* _Stored records_:
◆ ◆ ◆

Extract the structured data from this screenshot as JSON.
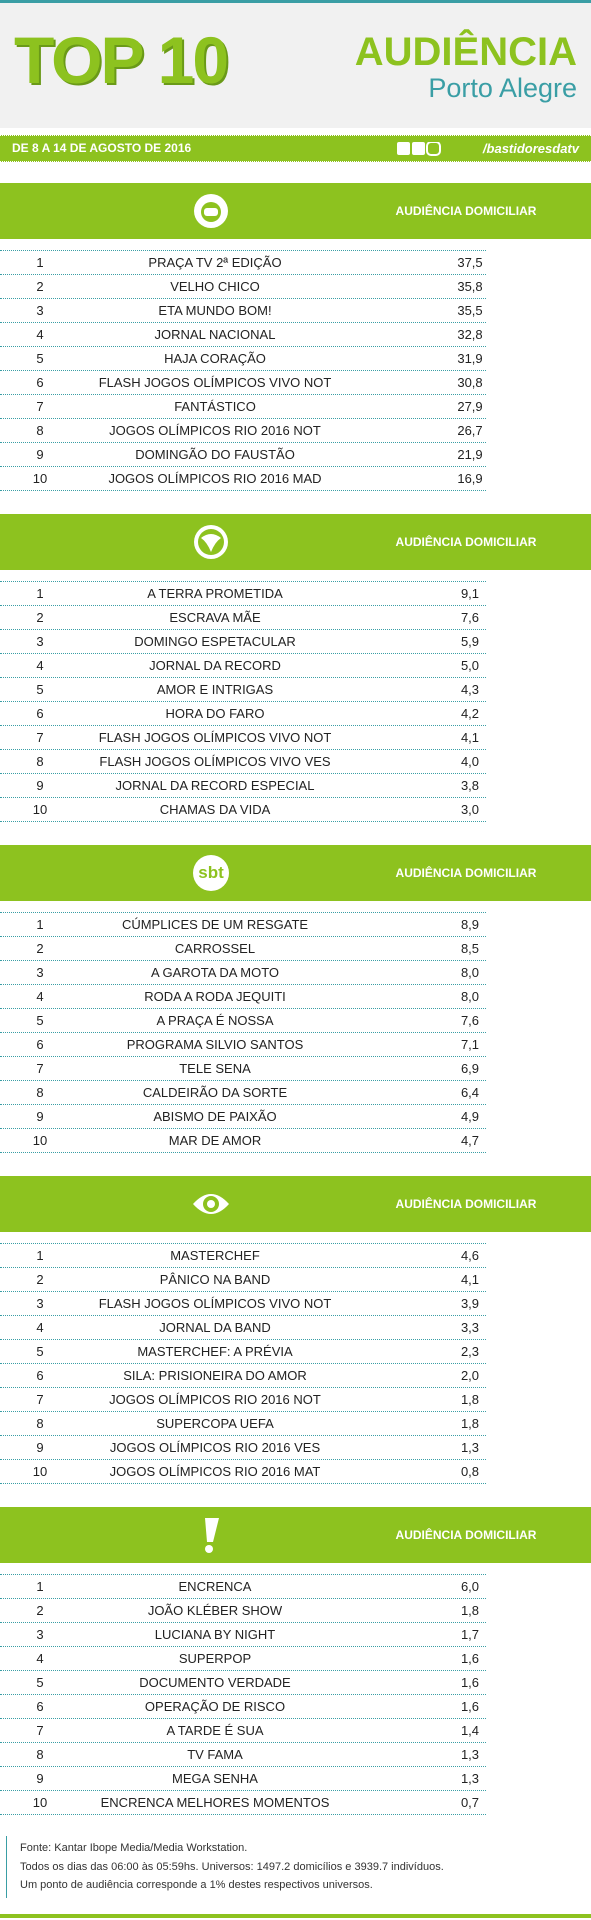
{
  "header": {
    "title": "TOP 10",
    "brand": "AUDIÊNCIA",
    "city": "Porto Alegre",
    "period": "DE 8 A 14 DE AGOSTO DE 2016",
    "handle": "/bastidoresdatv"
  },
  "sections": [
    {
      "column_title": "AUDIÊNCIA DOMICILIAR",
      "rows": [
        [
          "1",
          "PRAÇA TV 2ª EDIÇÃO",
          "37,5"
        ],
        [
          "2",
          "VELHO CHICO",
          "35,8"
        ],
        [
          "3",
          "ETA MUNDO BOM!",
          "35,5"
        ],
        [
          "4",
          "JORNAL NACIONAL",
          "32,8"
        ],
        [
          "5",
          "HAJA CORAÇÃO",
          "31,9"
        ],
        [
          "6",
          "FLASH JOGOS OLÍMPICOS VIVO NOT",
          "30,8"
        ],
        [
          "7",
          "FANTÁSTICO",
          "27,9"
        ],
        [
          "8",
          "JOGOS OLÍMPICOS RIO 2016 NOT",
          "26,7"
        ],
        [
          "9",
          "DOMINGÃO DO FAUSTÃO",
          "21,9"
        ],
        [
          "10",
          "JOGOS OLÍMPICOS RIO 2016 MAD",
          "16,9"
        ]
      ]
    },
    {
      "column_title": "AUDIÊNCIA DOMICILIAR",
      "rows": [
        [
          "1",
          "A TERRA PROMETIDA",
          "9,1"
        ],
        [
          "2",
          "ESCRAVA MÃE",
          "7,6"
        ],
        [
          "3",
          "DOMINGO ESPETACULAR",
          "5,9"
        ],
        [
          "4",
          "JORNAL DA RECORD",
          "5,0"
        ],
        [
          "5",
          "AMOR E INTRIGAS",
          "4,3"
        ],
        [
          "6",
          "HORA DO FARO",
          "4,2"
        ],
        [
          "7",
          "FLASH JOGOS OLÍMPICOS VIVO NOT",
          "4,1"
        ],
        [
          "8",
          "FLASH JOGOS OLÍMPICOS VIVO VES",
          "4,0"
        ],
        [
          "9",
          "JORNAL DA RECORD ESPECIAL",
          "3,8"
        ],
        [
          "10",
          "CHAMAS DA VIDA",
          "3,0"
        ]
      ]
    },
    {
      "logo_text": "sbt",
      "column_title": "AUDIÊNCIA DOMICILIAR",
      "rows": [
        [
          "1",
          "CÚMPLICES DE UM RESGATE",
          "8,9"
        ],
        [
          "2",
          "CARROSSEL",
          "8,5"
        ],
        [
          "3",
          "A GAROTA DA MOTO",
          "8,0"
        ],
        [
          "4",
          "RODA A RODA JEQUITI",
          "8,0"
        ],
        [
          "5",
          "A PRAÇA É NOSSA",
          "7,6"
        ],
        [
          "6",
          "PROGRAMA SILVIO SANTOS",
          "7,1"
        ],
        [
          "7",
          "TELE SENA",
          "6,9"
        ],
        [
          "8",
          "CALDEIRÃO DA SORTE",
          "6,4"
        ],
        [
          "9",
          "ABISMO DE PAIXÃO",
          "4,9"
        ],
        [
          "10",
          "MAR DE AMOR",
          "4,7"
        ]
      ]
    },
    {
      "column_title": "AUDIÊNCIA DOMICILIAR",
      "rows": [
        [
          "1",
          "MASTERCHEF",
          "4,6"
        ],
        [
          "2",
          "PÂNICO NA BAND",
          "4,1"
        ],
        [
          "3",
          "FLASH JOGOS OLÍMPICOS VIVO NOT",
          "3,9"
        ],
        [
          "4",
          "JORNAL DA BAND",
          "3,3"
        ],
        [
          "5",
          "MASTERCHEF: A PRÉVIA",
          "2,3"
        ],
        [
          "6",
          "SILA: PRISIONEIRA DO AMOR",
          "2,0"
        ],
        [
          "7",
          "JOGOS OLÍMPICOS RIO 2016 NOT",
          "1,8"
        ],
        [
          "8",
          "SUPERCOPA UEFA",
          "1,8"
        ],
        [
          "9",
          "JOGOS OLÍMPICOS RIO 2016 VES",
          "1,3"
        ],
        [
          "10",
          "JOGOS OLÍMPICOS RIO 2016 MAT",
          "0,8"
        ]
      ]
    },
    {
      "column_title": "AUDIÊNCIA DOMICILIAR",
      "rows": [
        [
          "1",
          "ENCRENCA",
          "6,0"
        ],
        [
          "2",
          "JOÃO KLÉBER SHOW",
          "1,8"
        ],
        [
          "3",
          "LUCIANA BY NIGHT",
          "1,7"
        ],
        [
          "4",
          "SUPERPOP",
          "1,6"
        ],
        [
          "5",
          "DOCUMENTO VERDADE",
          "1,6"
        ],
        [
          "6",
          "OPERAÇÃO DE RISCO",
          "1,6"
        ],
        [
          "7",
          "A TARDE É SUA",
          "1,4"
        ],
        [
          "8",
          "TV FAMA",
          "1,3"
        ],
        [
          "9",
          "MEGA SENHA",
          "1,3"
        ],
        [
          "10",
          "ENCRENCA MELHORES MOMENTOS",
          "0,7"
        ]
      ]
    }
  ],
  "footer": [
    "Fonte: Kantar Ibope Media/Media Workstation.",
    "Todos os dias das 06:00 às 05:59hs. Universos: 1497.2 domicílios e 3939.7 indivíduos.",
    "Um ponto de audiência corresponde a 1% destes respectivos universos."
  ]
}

◆ ◆ ◆

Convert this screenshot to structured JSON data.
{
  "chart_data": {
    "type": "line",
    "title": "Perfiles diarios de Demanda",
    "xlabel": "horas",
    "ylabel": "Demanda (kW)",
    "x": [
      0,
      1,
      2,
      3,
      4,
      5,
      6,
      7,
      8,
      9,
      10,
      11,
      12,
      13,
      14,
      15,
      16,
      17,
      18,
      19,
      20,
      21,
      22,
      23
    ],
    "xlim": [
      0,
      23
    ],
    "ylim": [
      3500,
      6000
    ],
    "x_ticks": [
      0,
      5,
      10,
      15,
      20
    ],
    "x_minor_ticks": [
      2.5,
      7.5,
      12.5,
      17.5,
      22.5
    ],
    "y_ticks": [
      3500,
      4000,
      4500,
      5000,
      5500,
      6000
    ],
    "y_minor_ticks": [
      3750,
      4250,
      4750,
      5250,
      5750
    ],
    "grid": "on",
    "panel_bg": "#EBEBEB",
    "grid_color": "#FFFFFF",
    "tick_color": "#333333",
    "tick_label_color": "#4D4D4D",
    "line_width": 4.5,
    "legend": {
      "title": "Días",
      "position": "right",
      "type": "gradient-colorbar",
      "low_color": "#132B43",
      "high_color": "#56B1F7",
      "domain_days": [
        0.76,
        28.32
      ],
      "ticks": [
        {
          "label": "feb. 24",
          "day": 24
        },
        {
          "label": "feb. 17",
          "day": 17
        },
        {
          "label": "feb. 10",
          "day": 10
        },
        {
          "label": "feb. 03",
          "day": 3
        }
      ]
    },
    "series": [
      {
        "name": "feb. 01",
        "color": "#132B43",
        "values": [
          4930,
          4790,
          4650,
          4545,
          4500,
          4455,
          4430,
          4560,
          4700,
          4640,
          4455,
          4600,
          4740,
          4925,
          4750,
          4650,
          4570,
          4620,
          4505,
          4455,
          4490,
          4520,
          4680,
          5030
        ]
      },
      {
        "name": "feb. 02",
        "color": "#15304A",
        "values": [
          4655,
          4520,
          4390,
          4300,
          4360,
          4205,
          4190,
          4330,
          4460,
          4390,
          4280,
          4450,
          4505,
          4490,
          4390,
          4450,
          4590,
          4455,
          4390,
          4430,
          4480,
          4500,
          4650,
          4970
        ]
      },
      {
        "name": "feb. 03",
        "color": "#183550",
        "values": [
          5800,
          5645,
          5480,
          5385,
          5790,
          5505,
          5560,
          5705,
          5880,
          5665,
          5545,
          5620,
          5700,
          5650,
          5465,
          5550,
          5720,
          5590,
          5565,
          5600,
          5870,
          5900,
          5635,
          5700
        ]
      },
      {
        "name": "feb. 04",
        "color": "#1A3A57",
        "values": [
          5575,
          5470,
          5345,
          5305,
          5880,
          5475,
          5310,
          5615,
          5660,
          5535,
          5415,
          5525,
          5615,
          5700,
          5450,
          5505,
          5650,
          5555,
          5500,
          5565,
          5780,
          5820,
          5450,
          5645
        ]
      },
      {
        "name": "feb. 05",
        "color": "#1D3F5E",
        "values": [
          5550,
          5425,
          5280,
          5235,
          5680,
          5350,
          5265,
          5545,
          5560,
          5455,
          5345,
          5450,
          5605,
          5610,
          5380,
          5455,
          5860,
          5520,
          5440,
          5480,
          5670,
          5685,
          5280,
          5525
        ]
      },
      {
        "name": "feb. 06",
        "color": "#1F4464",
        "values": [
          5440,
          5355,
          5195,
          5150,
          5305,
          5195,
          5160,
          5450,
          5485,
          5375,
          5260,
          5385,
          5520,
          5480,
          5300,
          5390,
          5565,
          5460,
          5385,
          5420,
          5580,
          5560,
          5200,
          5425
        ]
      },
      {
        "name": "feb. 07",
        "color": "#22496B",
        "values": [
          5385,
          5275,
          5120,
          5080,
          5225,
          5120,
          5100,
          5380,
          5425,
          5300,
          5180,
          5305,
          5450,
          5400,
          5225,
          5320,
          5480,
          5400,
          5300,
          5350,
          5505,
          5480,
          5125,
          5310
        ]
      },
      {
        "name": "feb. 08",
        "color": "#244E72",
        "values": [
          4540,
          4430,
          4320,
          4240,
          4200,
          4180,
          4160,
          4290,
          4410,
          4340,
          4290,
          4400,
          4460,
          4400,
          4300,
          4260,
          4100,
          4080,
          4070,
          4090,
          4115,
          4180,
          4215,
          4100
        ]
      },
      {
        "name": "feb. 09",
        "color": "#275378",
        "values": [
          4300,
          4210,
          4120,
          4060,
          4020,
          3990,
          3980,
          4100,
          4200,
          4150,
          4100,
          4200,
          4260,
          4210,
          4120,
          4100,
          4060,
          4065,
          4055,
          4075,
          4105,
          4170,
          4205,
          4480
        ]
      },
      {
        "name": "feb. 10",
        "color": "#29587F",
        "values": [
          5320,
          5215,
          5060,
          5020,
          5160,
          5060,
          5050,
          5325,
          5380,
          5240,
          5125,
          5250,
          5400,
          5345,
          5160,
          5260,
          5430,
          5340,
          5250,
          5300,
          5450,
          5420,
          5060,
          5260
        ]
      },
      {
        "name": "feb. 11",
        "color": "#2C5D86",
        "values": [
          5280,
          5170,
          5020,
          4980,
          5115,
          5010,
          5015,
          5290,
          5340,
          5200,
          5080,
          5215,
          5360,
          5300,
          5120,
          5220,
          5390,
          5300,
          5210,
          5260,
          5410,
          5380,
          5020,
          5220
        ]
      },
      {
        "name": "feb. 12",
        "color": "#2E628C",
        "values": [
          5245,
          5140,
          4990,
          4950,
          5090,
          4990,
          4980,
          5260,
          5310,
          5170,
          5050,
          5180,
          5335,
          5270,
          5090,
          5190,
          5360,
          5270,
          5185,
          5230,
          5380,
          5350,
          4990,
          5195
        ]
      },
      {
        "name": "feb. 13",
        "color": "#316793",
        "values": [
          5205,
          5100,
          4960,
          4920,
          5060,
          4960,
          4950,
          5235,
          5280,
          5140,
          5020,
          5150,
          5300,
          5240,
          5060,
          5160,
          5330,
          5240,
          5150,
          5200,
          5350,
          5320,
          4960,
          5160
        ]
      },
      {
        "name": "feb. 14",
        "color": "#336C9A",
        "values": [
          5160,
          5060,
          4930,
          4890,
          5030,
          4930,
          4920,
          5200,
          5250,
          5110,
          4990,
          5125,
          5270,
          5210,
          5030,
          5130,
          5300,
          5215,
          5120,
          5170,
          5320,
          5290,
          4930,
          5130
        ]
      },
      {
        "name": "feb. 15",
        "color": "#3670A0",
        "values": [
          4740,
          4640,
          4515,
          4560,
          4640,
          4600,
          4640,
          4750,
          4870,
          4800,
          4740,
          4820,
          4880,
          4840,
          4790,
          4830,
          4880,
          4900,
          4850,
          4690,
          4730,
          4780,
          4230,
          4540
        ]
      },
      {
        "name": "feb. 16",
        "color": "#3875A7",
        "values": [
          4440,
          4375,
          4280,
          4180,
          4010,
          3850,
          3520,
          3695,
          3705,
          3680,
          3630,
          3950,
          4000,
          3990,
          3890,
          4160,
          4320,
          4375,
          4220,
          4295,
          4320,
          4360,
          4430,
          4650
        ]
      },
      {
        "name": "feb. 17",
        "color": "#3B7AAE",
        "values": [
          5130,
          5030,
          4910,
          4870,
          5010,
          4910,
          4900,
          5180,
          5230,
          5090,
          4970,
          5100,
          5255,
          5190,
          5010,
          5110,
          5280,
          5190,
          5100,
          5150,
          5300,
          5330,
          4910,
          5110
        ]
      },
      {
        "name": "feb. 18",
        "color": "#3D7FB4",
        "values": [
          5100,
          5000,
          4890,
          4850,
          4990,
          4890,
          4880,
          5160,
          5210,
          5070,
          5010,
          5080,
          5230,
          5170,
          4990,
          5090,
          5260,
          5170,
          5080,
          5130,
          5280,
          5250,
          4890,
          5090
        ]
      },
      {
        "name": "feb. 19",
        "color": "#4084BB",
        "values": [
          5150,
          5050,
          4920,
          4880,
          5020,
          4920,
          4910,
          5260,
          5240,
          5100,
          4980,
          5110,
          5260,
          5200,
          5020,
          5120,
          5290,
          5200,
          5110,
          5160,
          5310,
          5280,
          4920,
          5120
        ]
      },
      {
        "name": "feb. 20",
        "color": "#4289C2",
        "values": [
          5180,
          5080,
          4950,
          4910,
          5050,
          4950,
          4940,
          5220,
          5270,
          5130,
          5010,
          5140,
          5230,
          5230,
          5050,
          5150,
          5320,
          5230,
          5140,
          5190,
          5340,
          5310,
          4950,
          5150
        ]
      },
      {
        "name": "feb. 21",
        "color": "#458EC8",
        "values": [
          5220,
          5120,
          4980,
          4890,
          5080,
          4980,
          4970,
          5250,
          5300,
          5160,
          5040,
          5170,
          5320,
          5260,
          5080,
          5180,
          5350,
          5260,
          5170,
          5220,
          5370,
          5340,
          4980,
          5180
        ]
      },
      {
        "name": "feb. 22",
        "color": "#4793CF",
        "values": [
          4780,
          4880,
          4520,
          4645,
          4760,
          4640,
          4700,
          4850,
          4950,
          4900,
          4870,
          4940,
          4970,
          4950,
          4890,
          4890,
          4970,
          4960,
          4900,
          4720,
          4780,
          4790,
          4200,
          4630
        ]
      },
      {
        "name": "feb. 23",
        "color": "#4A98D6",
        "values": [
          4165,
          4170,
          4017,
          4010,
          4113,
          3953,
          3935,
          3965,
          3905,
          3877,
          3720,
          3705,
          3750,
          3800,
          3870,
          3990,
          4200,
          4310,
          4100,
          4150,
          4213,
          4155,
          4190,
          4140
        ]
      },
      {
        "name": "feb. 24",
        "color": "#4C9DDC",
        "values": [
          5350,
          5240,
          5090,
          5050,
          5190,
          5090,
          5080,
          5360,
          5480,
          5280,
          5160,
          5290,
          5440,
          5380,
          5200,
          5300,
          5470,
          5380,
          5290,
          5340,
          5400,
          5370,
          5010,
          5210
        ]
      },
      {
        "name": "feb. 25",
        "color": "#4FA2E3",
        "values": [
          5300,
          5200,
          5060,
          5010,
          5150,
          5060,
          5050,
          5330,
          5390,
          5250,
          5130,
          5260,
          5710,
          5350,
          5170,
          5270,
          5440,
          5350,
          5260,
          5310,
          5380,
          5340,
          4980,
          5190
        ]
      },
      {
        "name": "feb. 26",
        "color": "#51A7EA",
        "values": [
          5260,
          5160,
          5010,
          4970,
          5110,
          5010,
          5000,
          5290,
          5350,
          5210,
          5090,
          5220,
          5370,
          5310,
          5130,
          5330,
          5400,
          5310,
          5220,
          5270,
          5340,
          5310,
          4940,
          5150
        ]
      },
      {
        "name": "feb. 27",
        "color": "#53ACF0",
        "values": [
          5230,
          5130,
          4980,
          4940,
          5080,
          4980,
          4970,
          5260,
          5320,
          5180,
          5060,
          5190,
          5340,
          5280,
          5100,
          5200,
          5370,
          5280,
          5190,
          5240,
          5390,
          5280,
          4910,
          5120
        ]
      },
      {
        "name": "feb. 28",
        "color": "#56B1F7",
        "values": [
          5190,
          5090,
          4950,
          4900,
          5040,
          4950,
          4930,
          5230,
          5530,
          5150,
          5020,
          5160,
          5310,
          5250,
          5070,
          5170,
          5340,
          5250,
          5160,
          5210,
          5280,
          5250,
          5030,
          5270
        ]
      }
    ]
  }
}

◆ ◆ ◆

Report how many lines in the data contain the word "structured", with no words besides the number.

2